-- Start Dataset excerpts --
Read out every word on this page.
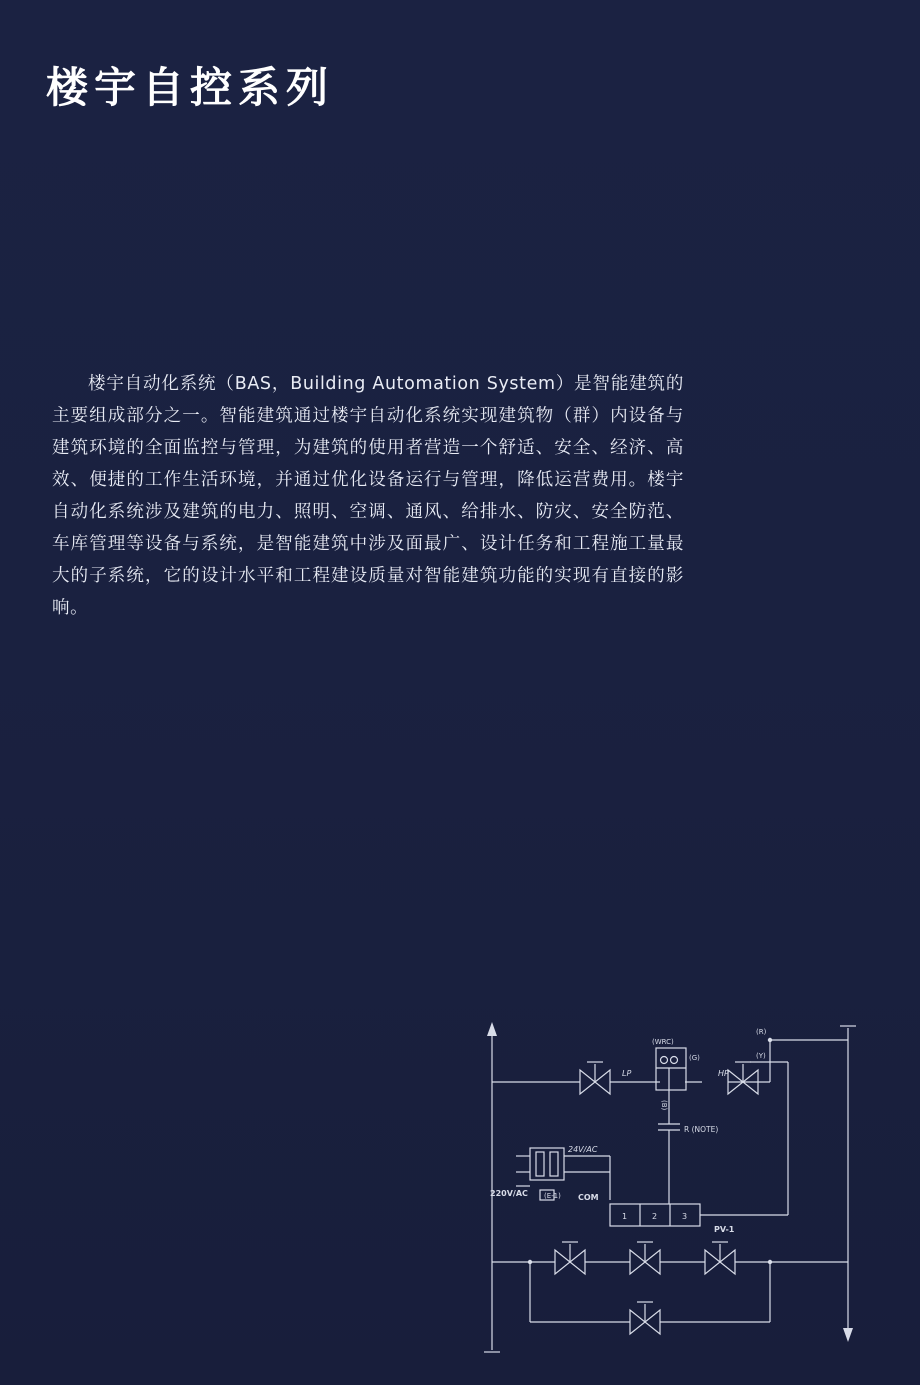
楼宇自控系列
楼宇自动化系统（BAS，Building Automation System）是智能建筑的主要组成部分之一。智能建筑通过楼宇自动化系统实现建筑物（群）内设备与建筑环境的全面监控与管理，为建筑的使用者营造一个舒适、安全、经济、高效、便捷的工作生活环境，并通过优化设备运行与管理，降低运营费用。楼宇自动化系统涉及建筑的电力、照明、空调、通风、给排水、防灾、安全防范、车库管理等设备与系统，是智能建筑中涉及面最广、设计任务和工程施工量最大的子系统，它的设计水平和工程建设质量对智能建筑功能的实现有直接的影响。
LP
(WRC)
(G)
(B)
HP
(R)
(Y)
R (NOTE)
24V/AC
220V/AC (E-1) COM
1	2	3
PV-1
-- End Dataset excerpts --
### [Work to be completed]
Omit any images, then output the listing exactly.

### [Exercise answer]
Read out every word on this page.
楼宇自控系列
楼宇自动化系统（BAS，Building Automation System）是智能建筑的主要组成部分之一。智能建筑通过楼宇自动化系统实现建筑物（群）内设备与建筑环境的全面监控与管理，为建筑的使用者营造一个舒适、安全、经济、高效、便捷的工作生活环境，并通过优化设备运行与管理，降低运营费用。楼宇自动化系统涉及建筑的电力、照明、空调、通风、给排水、防灾、安全防范、车库管理等设备与系统，是智能建筑中涉及面最广、设计任务和工程施工量最大的子系统，它的设计水平和工程建设质量对智能建筑功能的实现有直接的影响。
LP
(WRC)
(G)
(B)
HP
(R)
(Y)
R (NOTE)
24V/AC
220V/AC (E-1) COM
1	2	3
PV-1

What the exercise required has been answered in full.